[START OF RECORDS FOR PROCESSING]
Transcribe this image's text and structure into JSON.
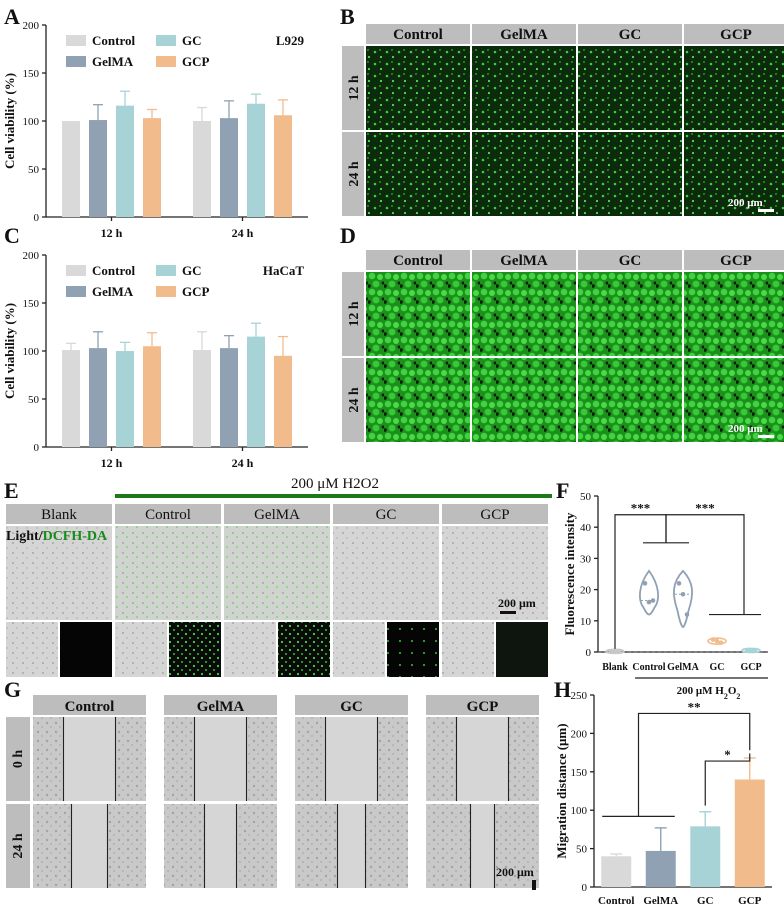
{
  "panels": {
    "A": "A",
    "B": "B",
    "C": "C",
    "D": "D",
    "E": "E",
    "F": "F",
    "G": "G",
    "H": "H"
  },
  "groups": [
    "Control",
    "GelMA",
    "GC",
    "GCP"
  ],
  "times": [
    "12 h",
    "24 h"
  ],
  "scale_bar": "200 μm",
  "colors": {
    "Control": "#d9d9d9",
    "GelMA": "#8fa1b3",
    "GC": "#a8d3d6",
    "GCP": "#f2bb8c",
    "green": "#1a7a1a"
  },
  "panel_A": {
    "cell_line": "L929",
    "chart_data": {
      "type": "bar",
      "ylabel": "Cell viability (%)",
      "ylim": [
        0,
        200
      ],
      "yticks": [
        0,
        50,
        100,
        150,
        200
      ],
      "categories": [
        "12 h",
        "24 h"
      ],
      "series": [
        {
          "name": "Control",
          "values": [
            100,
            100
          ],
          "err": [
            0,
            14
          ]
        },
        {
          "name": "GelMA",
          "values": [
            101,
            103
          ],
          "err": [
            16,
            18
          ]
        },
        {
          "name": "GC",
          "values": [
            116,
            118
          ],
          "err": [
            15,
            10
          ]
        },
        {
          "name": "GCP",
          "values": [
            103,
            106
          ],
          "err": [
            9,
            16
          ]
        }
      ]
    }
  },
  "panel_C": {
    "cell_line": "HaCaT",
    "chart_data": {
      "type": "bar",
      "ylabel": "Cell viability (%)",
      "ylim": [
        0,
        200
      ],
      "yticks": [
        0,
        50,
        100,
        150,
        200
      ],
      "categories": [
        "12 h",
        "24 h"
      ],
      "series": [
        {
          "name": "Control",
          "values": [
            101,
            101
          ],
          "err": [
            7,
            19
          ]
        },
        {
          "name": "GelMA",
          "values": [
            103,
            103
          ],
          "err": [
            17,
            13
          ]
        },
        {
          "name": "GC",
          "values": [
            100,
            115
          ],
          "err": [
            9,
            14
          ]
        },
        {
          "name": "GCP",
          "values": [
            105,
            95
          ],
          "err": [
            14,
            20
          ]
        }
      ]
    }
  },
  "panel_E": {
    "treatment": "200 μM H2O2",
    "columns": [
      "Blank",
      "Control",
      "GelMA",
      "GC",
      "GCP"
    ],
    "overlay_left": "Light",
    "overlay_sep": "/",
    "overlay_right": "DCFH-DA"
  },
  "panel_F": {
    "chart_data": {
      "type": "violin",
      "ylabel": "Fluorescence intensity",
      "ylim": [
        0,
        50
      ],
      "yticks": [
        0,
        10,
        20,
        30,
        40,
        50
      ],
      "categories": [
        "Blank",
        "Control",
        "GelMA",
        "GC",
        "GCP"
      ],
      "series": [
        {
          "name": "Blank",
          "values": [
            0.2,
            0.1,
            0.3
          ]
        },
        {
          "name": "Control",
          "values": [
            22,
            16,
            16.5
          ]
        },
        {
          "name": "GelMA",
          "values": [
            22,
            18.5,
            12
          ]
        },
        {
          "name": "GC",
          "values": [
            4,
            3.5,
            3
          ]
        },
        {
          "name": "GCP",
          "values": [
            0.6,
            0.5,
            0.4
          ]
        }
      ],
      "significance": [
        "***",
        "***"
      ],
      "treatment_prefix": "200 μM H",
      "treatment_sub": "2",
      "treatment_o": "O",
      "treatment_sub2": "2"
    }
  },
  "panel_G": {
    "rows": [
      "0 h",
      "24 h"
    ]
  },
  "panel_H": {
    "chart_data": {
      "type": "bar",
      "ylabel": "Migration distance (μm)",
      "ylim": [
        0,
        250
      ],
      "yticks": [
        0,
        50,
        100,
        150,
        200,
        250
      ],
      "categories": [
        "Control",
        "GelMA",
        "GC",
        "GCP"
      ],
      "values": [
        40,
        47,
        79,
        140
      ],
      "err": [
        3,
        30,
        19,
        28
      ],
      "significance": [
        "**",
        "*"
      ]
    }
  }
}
[END OF RECORDS FOR PROCESSING]
▸ **DIRECTION**:
Every record must be copied exactly, with images dropped from the result.

▸ **SOLUTION FOR THIS TASK**:
Transcribe this image's text and structure into JSON.
{
  "panels": {
    "A": "A",
    "B": "B",
    "C": "C",
    "D": "D",
    "E": "E",
    "F": "F",
    "G": "G",
    "H": "H"
  },
  "groups": [
    "Control",
    "GelMA",
    "GC",
    "GCP"
  ],
  "times": [
    "12 h",
    "24 h"
  ],
  "scale_bar": "200 μm",
  "colors": {
    "Control": "#d9d9d9",
    "GelMA": "#8fa1b3",
    "GC": "#a8d3d6",
    "GCP": "#f2bb8c",
    "green": "#1a7a1a"
  },
  "panel_A": {
    "cell_line": "L929",
    "chart_data": {
      "type": "bar",
      "ylabel": "Cell viability (%)",
      "ylim": [
        0,
        200
      ],
      "yticks": [
        0,
        50,
        100,
        150,
        200
      ],
      "categories": [
        "12 h",
        "24 h"
      ],
      "series": [
        {
          "name": "Control",
          "values": [
            100,
            100
          ],
          "err": [
            0,
            14
          ]
        },
        {
          "name": "GelMA",
          "values": [
            101,
            103
          ],
          "err": [
            16,
            18
          ]
        },
        {
          "name": "GC",
          "values": [
            116,
            118
          ],
          "err": [
            15,
            10
          ]
        },
        {
          "name": "GCP",
          "values": [
            103,
            106
          ],
          "err": [
            9,
            16
          ]
        }
      ]
    }
  },
  "panel_C": {
    "cell_line": "HaCaT",
    "chart_data": {
      "type": "bar",
      "ylabel": "Cell viability (%)",
      "ylim": [
        0,
        200
      ],
      "yticks": [
        0,
        50,
        100,
        150,
        200
      ],
      "categories": [
        "12 h",
        "24 h"
      ],
      "series": [
        {
          "name": "Control",
          "values": [
            101,
            101
          ],
          "err": [
            7,
            19
          ]
        },
        {
          "name": "GelMA",
          "values": [
            103,
            103
          ],
          "err": [
            17,
            13
          ]
        },
        {
          "name": "GC",
          "values": [
            100,
            115
          ],
          "err": [
            9,
            14
          ]
        },
        {
          "name": "GCP",
          "values": [
            105,
            95
          ],
          "err": [
            14,
            20
          ]
        }
      ]
    }
  },
  "panel_E": {
    "treatment": "200 μM H2O2",
    "columns": [
      "Blank",
      "Control",
      "GelMA",
      "GC",
      "GCP"
    ],
    "overlay_left": "Light",
    "overlay_sep": "/",
    "overlay_right": "DCFH-DA"
  },
  "panel_F": {
    "chart_data": {
      "type": "violin",
      "ylabel": "Fluorescence intensity",
      "ylim": [
        0,
        50
      ],
      "yticks": [
        0,
        10,
        20,
        30,
        40,
        50
      ],
      "categories": [
        "Blank",
        "Control",
        "GelMA",
        "GC",
        "GCP"
      ],
      "series": [
        {
          "name": "Blank",
          "values": [
            0.2,
            0.1,
            0.3
          ]
        },
        {
          "name": "Control",
          "values": [
            22,
            16,
            16.5
          ]
        },
        {
          "name": "GelMA",
          "values": [
            22,
            18.5,
            12
          ]
        },
        {
          "name": "GC",
          "values": [
            4,
            3.5,
            3
          ]
        },
        {
          "name": "GCP",
          "values": [
            0.6,
            0.5,
            0.4
          ]
        }
      ],
      "significance": [
        "***",
        "***"
      ],
      "treatment_prefix": "200 μM H",
      "treatment_sub": "2",
      "treatment_o": "O",
      "treatment_sub2": "2"
    }
  },
  "panel_G": {
    "rows": [
      "0 h",
      "24 h"
    ]
  },
  "panel_H": {
    "chart_data": {
      "type": "bar",
      "ylabel": "Migration distance (μm)",
      "ylim": [
        0,
        250
      ],
      "yticks": [
        0,
        50,
        100,
        150,
        200,
        250
      ],
      "categories": [
        "Control",
        "GelMA",
        "GC",
        "GCP"
      ],
      "values": [
        40,
        47,
        79,
        140
      ],
      "err": [
        3,
        30,
        19,
        28
      ],
      "significance": [
        "**",
        "*"
      ]
    }
  }
}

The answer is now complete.